## [Task instructions]
a - Write out the part of the TEM grid text starting with "Copper TEM grid" and going on through "carbon mesh itself.".
b - Answer these questions from the TEM grid text, marking each answer (i), (ii) or (iii) to match:
(i) What metal forms the conductive lines on the grid in this case?
(ii) Which TEM has been reserved, and in what building is it located?
(iii) Where can the assignments be uploaded?
c - Proceed with the TEM grid text from the point where it stops.

## [Given text]
+--

Copper TEM grid with carbon mesh, photographed at 60X magnification

Samples were applied last time to a wafer-thin "grid" and today they will be loaded into the TEM and placed under vacuum. The grid can be made of many kinds of materials. All have lines of a conductive metal, in our case copper, that disperse the electron beam and thereby help keep the sample from being blown to bits by the energy in the beam. A carbon mesh is strung between the metal lines. Once a sample has been applied to the grid, it's only the portions that come to rest on the carbon mesh can be visualized, along with any imperfections in the carbon mesh itself.


We're fortunate to have an expert from Angie Belcher's lab who will run the TEM grids you prepared. We've reserved the 2010FEG TEM, which is located in the basement of Bldg 24. Since the room that houses the instrument is small, we'll head over in our "supergroups," starting at about 1:30. The grids will take less than an hour to visualize and when you're not at the TEM, you should be working with your lab partner on your research proposal.
Here are some examples of the kinds of images you'll get at TEM today:
File:Phage SWNTs TiO2 2.tifFile:Phage SWNTs TiO2 3.tifFile:Phage SWNTs TiO2 4.tifFile:Phage SWNTs TiO2 5.tif


These assignments

  • should be done before the next lab period
  • are ungraded
  • can be uploaded to the Stellar drop-box that's here.

+--

## [Supplied material]

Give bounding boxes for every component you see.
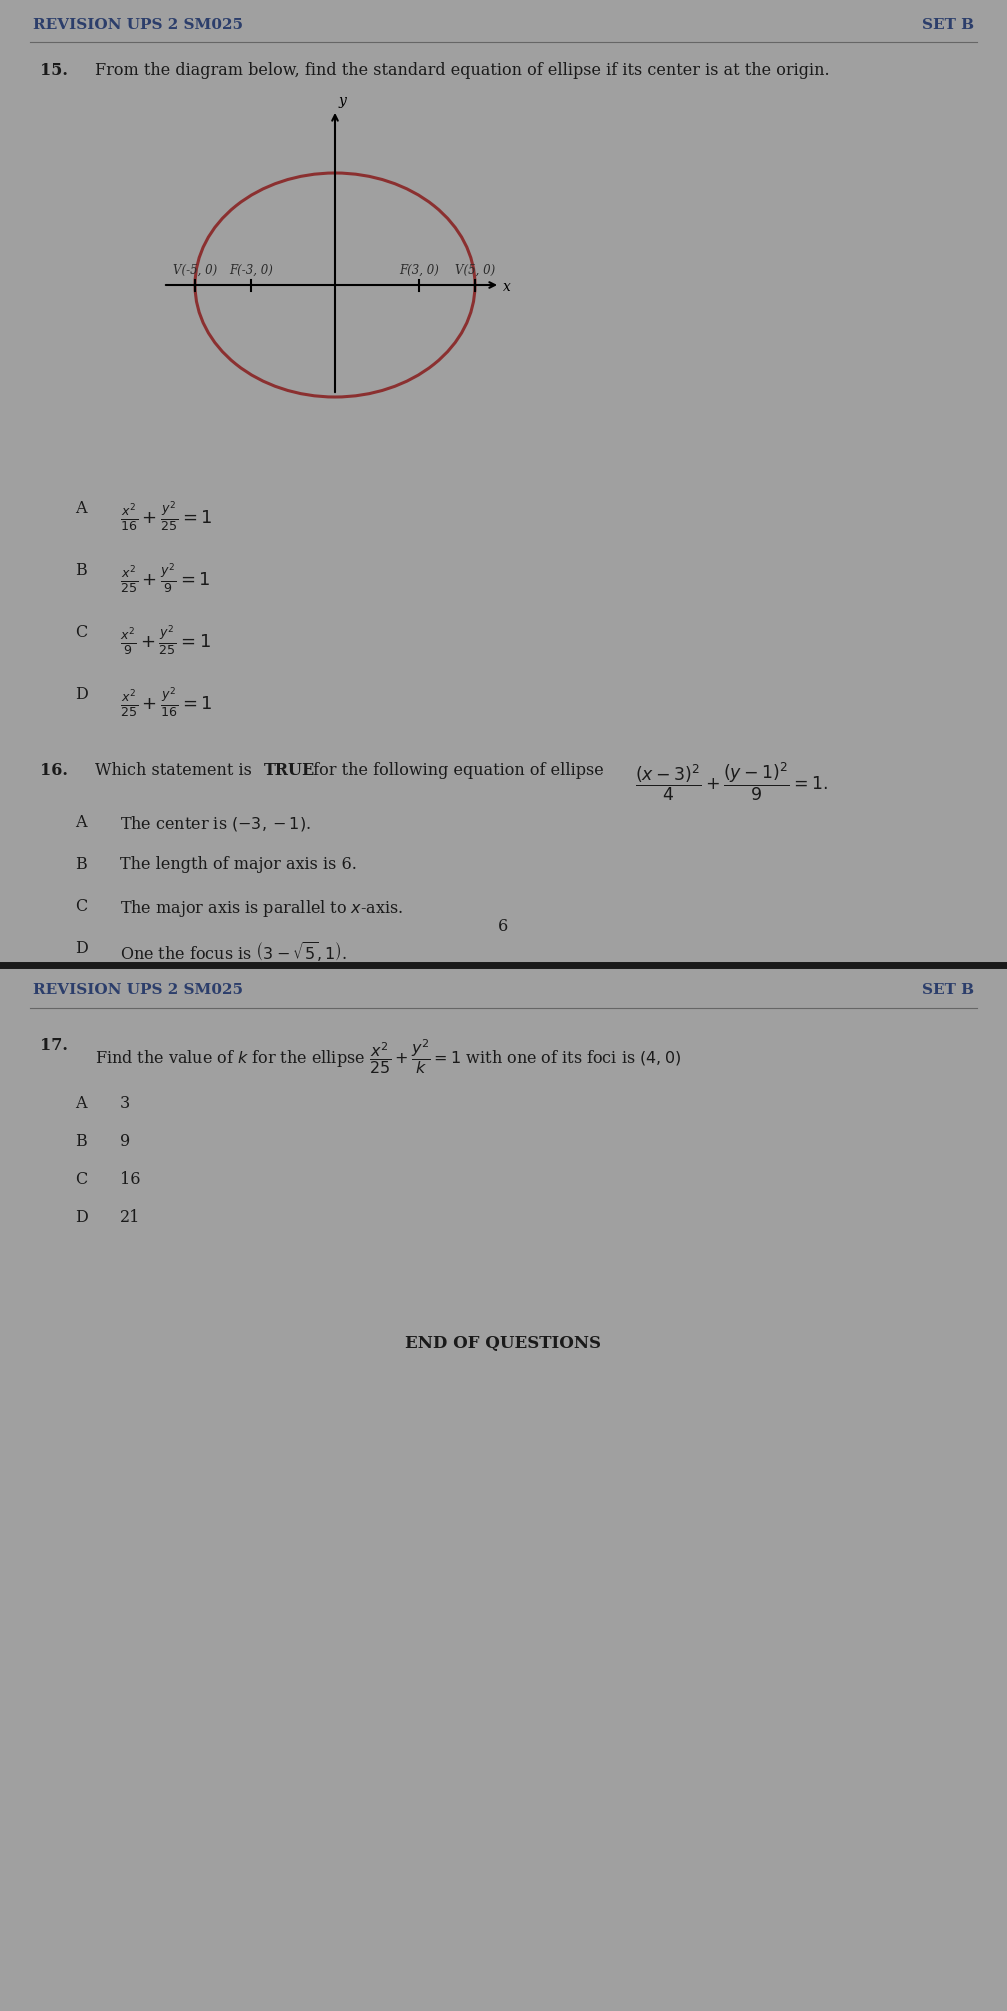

+--

## [Answers given]
a -
Copper TEM grid with carbon mesh, photographed at 60X magnification

Samples were applied last time to a wafer-thin "grid" and today they will be loaded into the TEM and placed under vacuum. The grid can be made of many kinds of materials. All have lines of a conductive metal, in our case copper, that disperse the electron beam and thereby help keep the sample from being blown to bits by the energy in the beam. A carbon mesh is strung between the metal lines. Once a sample has been applied to the grid, it's only the portions that come to rest on the carbon mesh can be visualized, along with any imperfections in the carbon mesh itself.

b -
(i) Copper.
(ii) The 2010FEG TEM, in the basement of Bldg 24.
(iii) To the Stellar drop-box.

c -
You are STRONGLY encouraged to do these assignments since they all serve as important starting materials for your major graded assignments. An answer key for many of the assignments will be posted after you have uploaded your assignment.

M3D3 assignment: Prepare a figure of your nanowires from one of the TEM images that has been posted. The figure should be "publication ready," i.e. with all the traditional elements found for figures in a research article. If you'd like to examine other figures from TEM studies, consider some of the Belcher lab's publications, e.g. Nano Lett., 2005, 5 (7), pp 1429–1434 DOI: 10.1021/nl050795d or Nano Lett., 2010, 10, pp 2433-2440 DOI: 10.1021/nl1005993.


Your team's research pre-proposal is due in lecture, M3D4. Please print out a copy of your wiki page as well as be prepared to show the page to the class and talk about it briefly. This is a great opportunity to get feedback and help with your ideas.